MATERIAL SUPPLIED =>
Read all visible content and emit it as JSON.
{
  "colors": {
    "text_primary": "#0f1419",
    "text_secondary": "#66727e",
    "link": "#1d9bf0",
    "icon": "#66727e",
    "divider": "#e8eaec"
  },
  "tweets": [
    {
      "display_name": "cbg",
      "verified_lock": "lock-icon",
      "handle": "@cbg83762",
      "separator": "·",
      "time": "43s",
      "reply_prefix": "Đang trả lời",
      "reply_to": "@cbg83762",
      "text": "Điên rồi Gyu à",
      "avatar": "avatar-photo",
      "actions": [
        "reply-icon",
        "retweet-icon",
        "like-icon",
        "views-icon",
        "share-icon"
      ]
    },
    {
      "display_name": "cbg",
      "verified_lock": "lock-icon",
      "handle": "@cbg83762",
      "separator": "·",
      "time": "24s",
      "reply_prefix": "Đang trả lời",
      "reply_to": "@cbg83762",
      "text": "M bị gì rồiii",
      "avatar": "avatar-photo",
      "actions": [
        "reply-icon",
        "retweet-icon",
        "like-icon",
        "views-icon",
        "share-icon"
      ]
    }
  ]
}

WHAT THE TASK ASKS =>
Please output the complete data exactly.

RESPONSE TO THE EXERCISE =>
Read all visible content and emit it as JSON.
{
  "colors": {
    "text_primary": "#0f1419",
    "text_secondary": "#66727e",
    "link": "#1d9bf0",
    "icon": "#66727e",
    "divider": "#e8eaec"
  },
  "tweets": [
    {
      "display_name": "cbg",
      "verified_lock": "lock-icon",
      "handle": "@cbg83762",
      "separator": "·",
      "time": "43s",
      "reply_prefix": "Đang trả lời",
      "reply_to": "@cbg83762",
      "text": "Điên rồi Gyu à",
      "avatar": "avatar-photo",
      "actions": [
        "reply-icon",
        "retweet-icon",
        "like-icon",
        "views-icon",
        "share-icon"
      ]
    },
    {
      "display_name": "cbg",
      "verified_lock": "lock-icon",
      "handle": "@cbg83762",
      "separator": "·",
      "time": "24s",
      "reply_prefix": "Đang trả lời",
      "reply_to": "@cbg83762",
      "text": "M bị gì rồiii",
      "avatar": "avatar-photo",
      "actions": [
        "reply-icon",
        "retweet-icon",
        "like-icon",
        "views-icon",
        "share-icon"
      ]
    }
  ]
}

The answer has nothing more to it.